■ **Directions**:
Restate the entries word for word, omitting nothing.

■ **Some records**:

[START]

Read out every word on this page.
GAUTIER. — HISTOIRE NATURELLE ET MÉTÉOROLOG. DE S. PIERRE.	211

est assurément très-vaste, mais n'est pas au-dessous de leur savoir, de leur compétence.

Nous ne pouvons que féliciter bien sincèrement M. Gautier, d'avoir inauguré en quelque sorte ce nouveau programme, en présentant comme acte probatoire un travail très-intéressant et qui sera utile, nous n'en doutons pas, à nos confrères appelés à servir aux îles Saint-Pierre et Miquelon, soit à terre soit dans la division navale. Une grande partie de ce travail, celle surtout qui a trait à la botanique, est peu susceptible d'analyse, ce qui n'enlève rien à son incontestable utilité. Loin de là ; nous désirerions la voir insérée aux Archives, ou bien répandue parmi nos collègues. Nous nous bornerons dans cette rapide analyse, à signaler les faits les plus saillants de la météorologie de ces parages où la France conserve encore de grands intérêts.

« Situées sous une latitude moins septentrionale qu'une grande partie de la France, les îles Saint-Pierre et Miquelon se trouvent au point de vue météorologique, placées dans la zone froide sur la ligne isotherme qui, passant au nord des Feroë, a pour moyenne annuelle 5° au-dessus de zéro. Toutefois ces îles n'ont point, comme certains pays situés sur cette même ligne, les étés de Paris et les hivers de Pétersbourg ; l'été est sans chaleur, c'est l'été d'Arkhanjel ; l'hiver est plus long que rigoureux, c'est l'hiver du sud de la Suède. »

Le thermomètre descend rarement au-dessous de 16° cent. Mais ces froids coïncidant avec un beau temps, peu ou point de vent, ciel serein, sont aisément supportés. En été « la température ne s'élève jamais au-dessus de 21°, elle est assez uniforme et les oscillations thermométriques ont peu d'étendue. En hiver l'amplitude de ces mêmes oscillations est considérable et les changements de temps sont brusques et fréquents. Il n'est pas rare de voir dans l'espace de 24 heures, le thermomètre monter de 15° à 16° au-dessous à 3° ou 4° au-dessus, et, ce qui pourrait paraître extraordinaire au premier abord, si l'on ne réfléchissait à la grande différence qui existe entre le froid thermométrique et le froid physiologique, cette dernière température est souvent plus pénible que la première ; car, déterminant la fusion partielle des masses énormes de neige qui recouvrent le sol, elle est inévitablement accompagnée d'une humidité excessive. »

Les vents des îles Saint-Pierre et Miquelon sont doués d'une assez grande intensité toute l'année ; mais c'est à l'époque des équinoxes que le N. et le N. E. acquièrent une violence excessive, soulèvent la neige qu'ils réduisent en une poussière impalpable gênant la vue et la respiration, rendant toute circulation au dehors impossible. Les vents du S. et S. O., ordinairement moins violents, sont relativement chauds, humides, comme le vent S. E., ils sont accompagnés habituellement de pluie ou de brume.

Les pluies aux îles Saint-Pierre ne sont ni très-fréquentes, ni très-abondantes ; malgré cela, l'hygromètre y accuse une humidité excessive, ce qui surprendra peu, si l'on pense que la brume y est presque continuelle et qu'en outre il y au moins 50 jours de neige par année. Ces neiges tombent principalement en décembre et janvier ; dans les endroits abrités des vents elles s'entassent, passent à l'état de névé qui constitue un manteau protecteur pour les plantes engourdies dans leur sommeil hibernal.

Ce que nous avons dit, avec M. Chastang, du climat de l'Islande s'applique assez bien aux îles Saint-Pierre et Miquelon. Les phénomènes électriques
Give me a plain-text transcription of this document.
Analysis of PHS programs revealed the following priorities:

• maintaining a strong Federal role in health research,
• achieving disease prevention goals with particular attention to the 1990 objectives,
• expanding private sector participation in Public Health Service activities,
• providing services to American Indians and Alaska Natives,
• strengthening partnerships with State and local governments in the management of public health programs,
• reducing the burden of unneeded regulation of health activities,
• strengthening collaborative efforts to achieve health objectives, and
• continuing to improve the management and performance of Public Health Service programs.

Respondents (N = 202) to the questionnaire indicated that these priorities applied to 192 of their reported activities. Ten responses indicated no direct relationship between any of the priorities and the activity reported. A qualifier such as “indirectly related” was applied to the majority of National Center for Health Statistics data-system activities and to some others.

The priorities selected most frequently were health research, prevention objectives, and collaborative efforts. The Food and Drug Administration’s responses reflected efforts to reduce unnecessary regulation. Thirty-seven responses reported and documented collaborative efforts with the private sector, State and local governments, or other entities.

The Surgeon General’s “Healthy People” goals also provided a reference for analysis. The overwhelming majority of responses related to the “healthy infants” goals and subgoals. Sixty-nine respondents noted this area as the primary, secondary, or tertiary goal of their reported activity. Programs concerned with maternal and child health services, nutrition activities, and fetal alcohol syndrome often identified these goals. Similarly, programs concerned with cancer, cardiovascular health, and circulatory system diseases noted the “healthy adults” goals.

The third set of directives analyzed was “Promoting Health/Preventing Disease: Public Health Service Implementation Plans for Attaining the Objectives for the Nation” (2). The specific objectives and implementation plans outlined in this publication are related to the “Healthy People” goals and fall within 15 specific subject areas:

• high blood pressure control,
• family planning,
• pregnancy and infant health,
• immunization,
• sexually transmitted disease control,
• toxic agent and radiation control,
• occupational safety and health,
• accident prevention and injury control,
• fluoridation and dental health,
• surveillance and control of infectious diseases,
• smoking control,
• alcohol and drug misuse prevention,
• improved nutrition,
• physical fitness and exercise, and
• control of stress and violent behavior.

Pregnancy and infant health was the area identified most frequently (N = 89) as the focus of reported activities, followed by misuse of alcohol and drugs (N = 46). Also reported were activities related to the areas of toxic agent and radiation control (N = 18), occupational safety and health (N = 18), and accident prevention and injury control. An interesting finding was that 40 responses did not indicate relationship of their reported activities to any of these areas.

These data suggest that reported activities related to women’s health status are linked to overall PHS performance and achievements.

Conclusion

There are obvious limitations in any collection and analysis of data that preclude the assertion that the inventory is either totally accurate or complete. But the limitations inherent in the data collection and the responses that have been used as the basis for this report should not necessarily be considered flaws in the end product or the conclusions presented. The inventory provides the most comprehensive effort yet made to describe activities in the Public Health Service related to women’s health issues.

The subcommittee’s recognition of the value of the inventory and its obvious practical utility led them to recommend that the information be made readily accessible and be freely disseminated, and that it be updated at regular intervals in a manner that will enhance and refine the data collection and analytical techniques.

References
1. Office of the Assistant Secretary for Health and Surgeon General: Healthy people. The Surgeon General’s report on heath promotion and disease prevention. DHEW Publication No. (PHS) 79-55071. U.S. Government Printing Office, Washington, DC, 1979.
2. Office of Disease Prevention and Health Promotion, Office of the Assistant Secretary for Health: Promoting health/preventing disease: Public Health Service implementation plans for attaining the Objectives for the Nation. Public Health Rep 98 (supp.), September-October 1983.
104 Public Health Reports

[END]

■ **Output of the task**:
Read out every word on this page.
GAUTIER. — HISTOIRE NATURELLE ET MÉTÉOROLOG. DE S. PIERRE.	211

est assurément très-vaste, mais n'est pas au-dessous de leur savoir, de leur compétence.

Nous ne pouvons que féliciter bien sincèrement M. Gautier, d'avoir inauguré en quelque sorte ce nouveau programme, en présentant comme acte probatoire un travail très-intéressant et qui sera utile, nous n'en doutons pas, à nos confrères appelés à servir aux îles Saint-Pierre et Miquelon, soit à terre soit dans la division navale. Une grande partie de ce travail, celle surtout qui a trait à la botanique, est peu susceptible d'analyse, ce qui n'enlève rien à son incontestable utilité. Loin de là ; nous désirerions la voir insérée aux Archives, ou bien répandue parmi nos collègues. Nous nous bornerons dans cette rapide analyse, à signaler les faits les plus saillants de la météorologie de ces parages où la France conserve encore de grands intérêts.

« Situées sous une latitude moins septentrionale qu'une grande partie de la France, les îles Saint-Pierre et Miquelon se trouvent au point de vue météorologique, placées dans la zone froide sur la ligne isotherme qui, passant au nord des Feroë, a pour moyenne annuelle 5° au-dessus de zéro. Toutefois ces îles n'ont point, comme certains pays situés sur cette même ligne, les étés de Paris et les hivers de Pétersbourg ; l'été est sans chaleur, c'est l'été d'Arkhanjel ; l'hiver est plus long que rigoureux, c'est l'hiver du sud de la Suède. »

Le thermomètre descend rarement au-dessous de 16° cent. Mais ces froids coïncidant avec un beau temps, peu ou point de vent, ciel serein, sont aisément supportés. En été « la température ne s'élève jamais au-dessus de 21°, elle est assez uniforme et les oscillations thermométriques ont peu d'étendue. En hiver l'amplitude de ces mêmes oscillations est considérable et les changements de temps sont brusques et fréquents. Il n'est pas rare de voir dans l'espace de 24 heures, le thermomètre monter de 15° à 16° au-dessous à 3° ou 4° au-dessus, et, ce qui pourrait paraître extraordinaire au premier abord, si l'on ne réfléchissait à la grande différence qui existe entre le froid thermométrique et le froid physiologique, cette dernière température est souvent plus pénible que la première ; car, déterminant la fusion partielle des masses énormes de neige qui recouvrent le sol, elle est inévitablement accompagnée d'une humidité excessive. »

Les vents des îles Saint-Pierre et Miquelon sont doués d'une assez grande intensité toute l'année ; mais c'est à l'époque des équinoxes que le N. et le N. E. acquièrent une violence excessive, soulèvent la neige qu'ils réduisent en une poussière impalpable gênant la vue et la respiration, rendant toute circulation au dehors impossible. Les vents du S. et S. O., ordinairement moins violents, sont relativement chauds, humides, comme le vent S. E., ils sont accompagnés habituellement de pluie ou de brume.

Les pluies aux îles Saint-Pierre ne sont ni très-fréquentes, ni très-abondantes ; malgré cela, l'hygromètre y accuse une humidité excessive, ce qui surprendra peu, si l'on pense que la brume y est presque continuelle et qu'en outre il y au moins 50 jours de neige par année. Ces neiges tombent principalement en décembre et janvier ; dans les endroits abrités des vents elles s'entassent, passent à l'état de névé qui constitue un manteau protecteur pour les plantes engourdies dans leur sommeil hibernal.

Ce que nous avons dit, avec M. Chastang, du climat de l'Islande s'applique assez bien aux îles Saint-Pierre et Miquelon. Les phénomènes électriques
Give me a plain-text transcription of this document.
Analysis of PHS programs revealed the following priorities:

• maintaining a strong Federal role in health research,
• achieving disease prevention goals with particular attention to the 1990 objectives,
• expanding private sector participation in Public Health Service activities,
• providing services to American Indians and Alaska Natives,
• strengthening partnerships with State and local governments in the management of public health programs,
• reducing the burden of unneeded regulation of health activities,
• strengthening collaborative efforts to achieve health objectives, and
• continuing to improve the management and performance of Public Health Service programs.

Respondents (N = 202) to the questionnaire indicated that these priorities applied to 192 of their reported activities. Ten responses indicated no direct relationship between any of the priorities and the activity reported. A qualifier such as “indirectly related” was applied to the majority of National Center for Health Statistics data-system activities and to some others.

The priorities selected most frequently were health research, prevention objectives, and collaborative efforts. The Food and Drug Administration’s responses reflected efforts to reduce unnecessary regulation. Thirty-seven responses reported and documented collaborative efforts with the private sector, State and local governments, or other entities.

The Surgeon General’s “Healthy People” goals also provided a reference for analysis. The overwhelming majority of responses related to the “healthy infants” goals and subgoals. Sixty-nine respondents noted this area as the primary, secondary, or tertiary goal of their reported activity. Programs concerned with maternal and child health services, nutrition activities, and fetal alcohol syndrome often identified these goals. Similarly, programs concerned with cancer, cardiovascular health, and circulatory system diseases noted the “healthy adults” goals.

The third set of directives analyzed was “Promoting Health/Preventing Disease: Public Health Service Implementation Plans for Attaining the Objectives for the Nation” (2). The specific objectives and implementation plans outlined in this publication are related to the “Healthy People” goals and fall within 15 specific subject areas:

• high blood pressure control,
• family planning,
• pregnancy and infant health,
• immunization,
• sexually transmitted disease control,
• toxic agent and radiation control,
• occupational safety and health,
• accident prevention and injury control,
• fluoridation and dental health,
• surveillance and control of infectious diseases,
• smoking control,
• alcohol and drug misuse prevention,
• improved nutrition,
• physical fitness and exercise, and
• control of stress and violent behavior.

Pregnancy and infant health was the area identified most frequently (N = 89) as the focus of reported activities, followed by misuse of alcohol and drugs (N = 46). Also reported were activities related to the areas of toxic agent and radiation control (N = 18), occupational safety and health (N = 18), and accident prevention and injury control. An interesting finding was that 40 responses did not indicate relationship of their reported activities to any of these areas.

These data suggest that reported activities related to women’s health status are linked to overall PHS performance and achievements.

Conclusion

There are obvious limitations in any collection and analysis of data that preclude the assertion that the inventory is either totally accurate or complete. But the limitations inherent in the data collection and the responses that have been used as the basis for this report should not necessarily be considered flaws in the end product or the conclusions presented. The inventory provides the most comprehensive effort yet made to describe activities in the Public Health Service related to women’s health issues.

The subcommittee’s recognition of the value of the inventory and its obvious practical utility led them to recommend that the information be made readily accessible and be freely disseminated, and that it be updated at regular intervals in a manner that will enhance and refine the data collection and analytical techniques.

References
1. Office of the Assistant Secretary for Health and Surgeon General: Healthy people. The Surgeon General’s report on heath promotion and disease prevention. DHEW Publication No. (PHS) 79-55071. U.S. Government Printing Office, Washington, DC, 1979.
2. Office of Disease Prevention and Health Promotion, Office of the Assistant Secretary for Health: Promoting health/preventing disease: Public Health Service implementation plans for attaining the Objectives for the Nation. Public Health Rep 98 (supp.), September-October 1983.
104 Public Health Reports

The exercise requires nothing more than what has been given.